═══ Extracted data ═══

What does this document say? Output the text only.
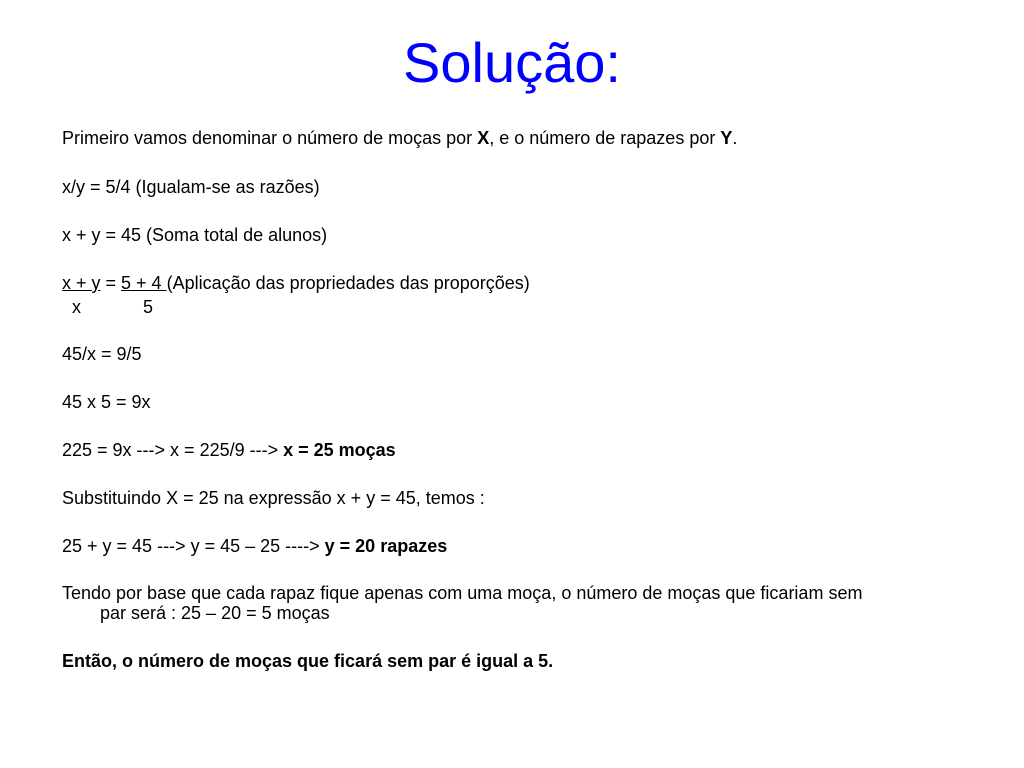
Solução:
Primeiro vamos denominar o número de moças por X, e o número de rapazes por Y.
x/y = 5/4 (Igualam-se as razões)
x + y = 45 (Soma total de alunos)
x + y = 5 + 4 (Aplicação das propriedades das proporções)
x	5
45/x = 9/5
45 x 5 = 9x
225 = 9x ---> x = 225/9 ---> x = 25 moças
Substituindo X = 25 na expressão x + y = 45, temos :
25 + y = 45 ---> y = 45 – 25 ----> y = 20 rapazes
Tendo por base que cada rapaz fique apenas com uma moça, o número de moças que ficariam sem
par será : 25 – 20 = 5 moças
Então, o número de moças que ficará sem par é igual a 5.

═══

# [What the task asks]
Take the listing and print it again exactly, but without any pictures.

# [Solution to this problem]
What does this document say? Output the text only.
Solução:
Primeiro vamos denominar o número de moças por X, e o número de rapazes por Y.
x/y = 5/4 (Igualam-se as razões)
x + y = 45 (Soma total de alunos)
x + y = 5 + 4 (Aplicação das propriedades das proporções)
x	5
45/x = 9/5
45 x 5 = 9x
225 = 9x ---> x = 225/9 ---> x = 25 moças
Substituindo X = 25 na expressão x + y = 45, temos :
25 + y = 45 ---> y = 45 – 25 ----> y = 20 rapazes
Tendo por base que cada rapaz fique apenas com uma moça, o número de moças que ficariam sem
par será : 25 – 20 = 5 moças
Então, o número de moças que ficará sem par é igual a 5.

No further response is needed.